What you need to do – Your task is to repeat the listing exactly.
══════
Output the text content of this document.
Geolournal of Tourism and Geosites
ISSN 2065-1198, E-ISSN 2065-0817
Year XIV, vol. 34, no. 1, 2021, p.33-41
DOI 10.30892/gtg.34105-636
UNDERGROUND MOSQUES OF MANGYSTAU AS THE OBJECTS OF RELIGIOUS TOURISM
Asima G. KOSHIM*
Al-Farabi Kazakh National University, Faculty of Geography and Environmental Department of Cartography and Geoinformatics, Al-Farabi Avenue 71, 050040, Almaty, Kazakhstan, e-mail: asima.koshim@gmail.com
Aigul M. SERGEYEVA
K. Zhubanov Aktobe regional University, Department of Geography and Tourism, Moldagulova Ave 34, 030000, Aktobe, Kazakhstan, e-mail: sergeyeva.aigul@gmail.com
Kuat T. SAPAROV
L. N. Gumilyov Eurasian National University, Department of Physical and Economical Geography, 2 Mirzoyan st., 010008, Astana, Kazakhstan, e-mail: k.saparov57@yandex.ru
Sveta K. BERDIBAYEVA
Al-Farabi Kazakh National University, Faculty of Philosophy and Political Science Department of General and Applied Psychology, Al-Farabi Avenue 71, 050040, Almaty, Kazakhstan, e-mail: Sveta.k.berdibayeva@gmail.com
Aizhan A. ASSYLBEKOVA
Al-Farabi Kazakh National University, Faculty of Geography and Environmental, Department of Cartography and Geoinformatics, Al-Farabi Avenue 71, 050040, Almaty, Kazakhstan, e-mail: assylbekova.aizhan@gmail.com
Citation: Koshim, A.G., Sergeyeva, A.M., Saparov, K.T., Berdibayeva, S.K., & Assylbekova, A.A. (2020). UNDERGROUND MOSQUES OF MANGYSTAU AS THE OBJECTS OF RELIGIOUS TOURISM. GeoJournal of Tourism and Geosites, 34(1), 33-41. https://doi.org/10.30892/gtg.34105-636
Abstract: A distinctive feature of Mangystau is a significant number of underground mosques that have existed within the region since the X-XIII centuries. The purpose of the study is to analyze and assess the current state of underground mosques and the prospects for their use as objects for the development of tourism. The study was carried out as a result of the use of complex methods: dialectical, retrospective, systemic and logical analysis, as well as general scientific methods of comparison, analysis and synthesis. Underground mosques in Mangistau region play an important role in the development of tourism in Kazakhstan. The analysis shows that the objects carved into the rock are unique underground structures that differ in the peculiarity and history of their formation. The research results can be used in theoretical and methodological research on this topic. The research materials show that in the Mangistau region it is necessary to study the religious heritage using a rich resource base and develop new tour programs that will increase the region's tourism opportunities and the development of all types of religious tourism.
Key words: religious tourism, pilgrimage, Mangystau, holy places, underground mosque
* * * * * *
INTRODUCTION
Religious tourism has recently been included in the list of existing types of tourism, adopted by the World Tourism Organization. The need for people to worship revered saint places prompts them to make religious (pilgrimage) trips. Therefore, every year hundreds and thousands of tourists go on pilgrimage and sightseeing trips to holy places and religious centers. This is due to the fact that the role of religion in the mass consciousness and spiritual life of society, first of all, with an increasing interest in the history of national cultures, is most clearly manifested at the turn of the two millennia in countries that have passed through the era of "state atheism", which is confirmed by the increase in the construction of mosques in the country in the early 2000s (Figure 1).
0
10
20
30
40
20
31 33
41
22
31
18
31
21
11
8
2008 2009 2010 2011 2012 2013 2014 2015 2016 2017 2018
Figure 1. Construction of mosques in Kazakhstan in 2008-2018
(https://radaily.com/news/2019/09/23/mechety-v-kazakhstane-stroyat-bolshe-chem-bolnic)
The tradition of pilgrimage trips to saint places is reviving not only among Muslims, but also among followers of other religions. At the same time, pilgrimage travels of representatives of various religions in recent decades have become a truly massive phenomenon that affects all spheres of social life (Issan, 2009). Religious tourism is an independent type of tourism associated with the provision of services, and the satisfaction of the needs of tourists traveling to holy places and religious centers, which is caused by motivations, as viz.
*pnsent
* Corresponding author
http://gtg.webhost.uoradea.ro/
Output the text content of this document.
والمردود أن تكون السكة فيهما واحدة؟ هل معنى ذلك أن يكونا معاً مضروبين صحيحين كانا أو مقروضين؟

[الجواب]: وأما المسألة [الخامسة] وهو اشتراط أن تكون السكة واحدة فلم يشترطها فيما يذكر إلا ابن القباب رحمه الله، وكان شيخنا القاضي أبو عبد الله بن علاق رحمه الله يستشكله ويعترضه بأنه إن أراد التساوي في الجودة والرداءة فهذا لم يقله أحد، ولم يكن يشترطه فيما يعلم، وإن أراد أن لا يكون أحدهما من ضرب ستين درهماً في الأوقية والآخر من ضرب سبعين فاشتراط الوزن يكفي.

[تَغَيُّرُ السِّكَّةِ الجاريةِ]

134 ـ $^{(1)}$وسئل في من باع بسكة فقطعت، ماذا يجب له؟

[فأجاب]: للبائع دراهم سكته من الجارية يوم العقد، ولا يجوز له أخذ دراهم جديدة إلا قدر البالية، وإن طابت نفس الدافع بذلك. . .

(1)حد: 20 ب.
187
══════
The result –
Output the text content of this document.
Geolournal of Tourism and Geosites
ISSN 2065-1198, E-ISSN 2065-0817
Year XIV, vol. 34, no. 1, 2021, p.33-41
DOI 10.30892/gtg.34105-636
UNDERGROUND MOSQUES OF MANGYSTAU AS THE OBJECTS OF RELIGIOUS TOURISM
Asima G. KOSHIM*
Al-Farabi Kazakh National University, Faculty of Geography and Environmental Department of Cartography and Geoinformatics, Al-Farabi Avenue 71, 050040, Almaty, Kazakhstan, e-mail: asima.koshim@gmail.com
Aigul M. SERGEYEVA
K. Zhubanov Aktobe regional University, Department of Geography and Tourism, Moldagulova Ave 34, 030000, Aktobe, Kazakhstan, e-mail: sergeyeva.aigul@gmail.com
Kuat T. SAPAROV
L. N. Gumilyov Eurasian National University, Department of Physical and Economical Geography, 2 Mirzoyan st., 010008, Astana, Kazakhstan, e-mail: k.saparov57@yandex.ru
Sveta K. BERDIBAYEVA
Al-Farabi Kazakh National University, Faculty of Philosophy and Political Science Department of General and Applied Psychology, Al-Farabi Avenue 71, 050040, Almaty, Kazakhstan, e-mail: Sveta.k.berdibayeva@gmail.com
Aizhan A. ASSYLBEKOVA
Al-Farabi Kazakh National University, Faculty of Geography and Environmental, Department of Cartography and Geoinformatics, Al-Farabi Avenue 71, 050040, Almaty, Kazakhstan, e-mail: assylbekova.aizhan@gmail.com
Citation: Koshim, A.G., Sergeyeva, A.M., Saparov, K.T., Berdibayeva, S.K., & Assylbekova, A.A. (2020). UNDERGROUND MOSQUES OF MANGYSTAU AS THE OBJECTS OF RELIGIOUS TOURISM. GeoJournal of Tourism and Geosites, 34(1), 33-41. https://doi.org/10.30892/gtg.34105-636
Abstract: A distinctive feature of Mangystau is a significant number of underground mosques that have existed within the region since the X-XIII centuries. The purpose of the study is to analyze and assess the current state of underground mosques and the prospects for their use as objects for the development of tourism. The study was carried out as a result of the use of complex methods: dialectical, retrospective, systemic and logical analysis, as well as general scientific methods of comparison, analysis and synthesis. Underground mosques in Mangistau region play an important role in the development of tourism in Kazakhstan. The analysis shows that the objects carved into the rock are unique underground structures that differ in the peculiarity and history of their formation. The research results can be used in theoretical and methodological research on this topic. The research materials show that in the Mangistau region it is necessary to study the religious heritage using a rich resource base and develop new tour programs that will increase the region's tourism opportunities and the development of all types of religious tourism.
Key words: religious tourism, pilgrimage, Mangystau, holy places, underground mosque
* * * * * *
INTRODUCTION
Religious tourism has recently been included in the list of existing types of tourism, adopted by the World Tourism Organization. The need for people to worship revered saint places prompts them to make religious (pilgrimage) trips. Therefore, every year hundreds and thousands of tourists go on pilgrimage and sightseeing trips to holy places and religious centers. This is due to the fact that the role of religion in the mass consciousness and spiritual life of society, first of all, with an increasing interest in the history of national cultures, is most clearly manifested at the turn of the two millennia in countries that have passed through the era of "state atheism", which is confirmed by the increase in the construction of mosques in the country in the early 2000s (Figure 1).
0
10
20
30
40
20
31 33
41
22
31
18
31
21
11
8
2008 2009 2010 2011 2012 2013 2014 2015 2016 2017 2018
Figure 1. Construction of mosques in Kazakhstan in 2008-2018
(https://radaily.com/news/2019/09/23/mechety-v-kazakhstane-stroyat-bolshe-chem-bolnic)
The tradition of pilgrimage trips to saint places is reviving not only among Muslims, but also among followers of other religions. At the same time, pilgrimage travels of representatives of various religions in recent decades have become a truly massive phenomenon that affects all spheres of social life (Issan, 2009). Religious tourism is an independent type of tourism associated with the provision of services, and the satisfaction of the needs of tourists traveling to holy places and religious centers, which is caused by motivations, as viz.
*pnsent
* Corresponding author
http://gtg.webhost.uoradea.ro/
Output the text content of this document.
والمردود أن تكون السكة فيهما واحدة؟ هل معنى ذلك أن يكونا معاً مضروبين صحيحين كانا أو مقروضين؟

[الجواب]: وأما المسألة [الخامسة] وهو اشتراط أن تكون السكة واحدة فلم يشترطها فيما يذكر إلا ابن القباب رحمه الله، وكان شيخنا القاضي أبو عبد الله بن علاق رحمه الله يستشكله ويعترضه بأنه إن أراد التساوي في الجودة والرداءة فهذا لم يقله أحد، ولم يكن يشترطه فيما يعلم، وإن أراد أن لا يكون أحدهما من ضرب ستين درهماً في الأوقية والآخر من ضرب سبعين فاشتراط الوزن يكفي.

[تَغَيُّرُ السِّكَّةِ الجاريةِ]

134 ـ $^{(1)}$وسئل في من باع بسكة فقطعت، ماذا يجب له؟

[فأجاب]: للبائع دراهم سكته من الجارية يوم العقد، ولا يجوز له أخذ دراهم جديدة إلا قدر البالية، وإن طابت نفس الدافع بذلك. . .

(1)حد: 20 ب.
187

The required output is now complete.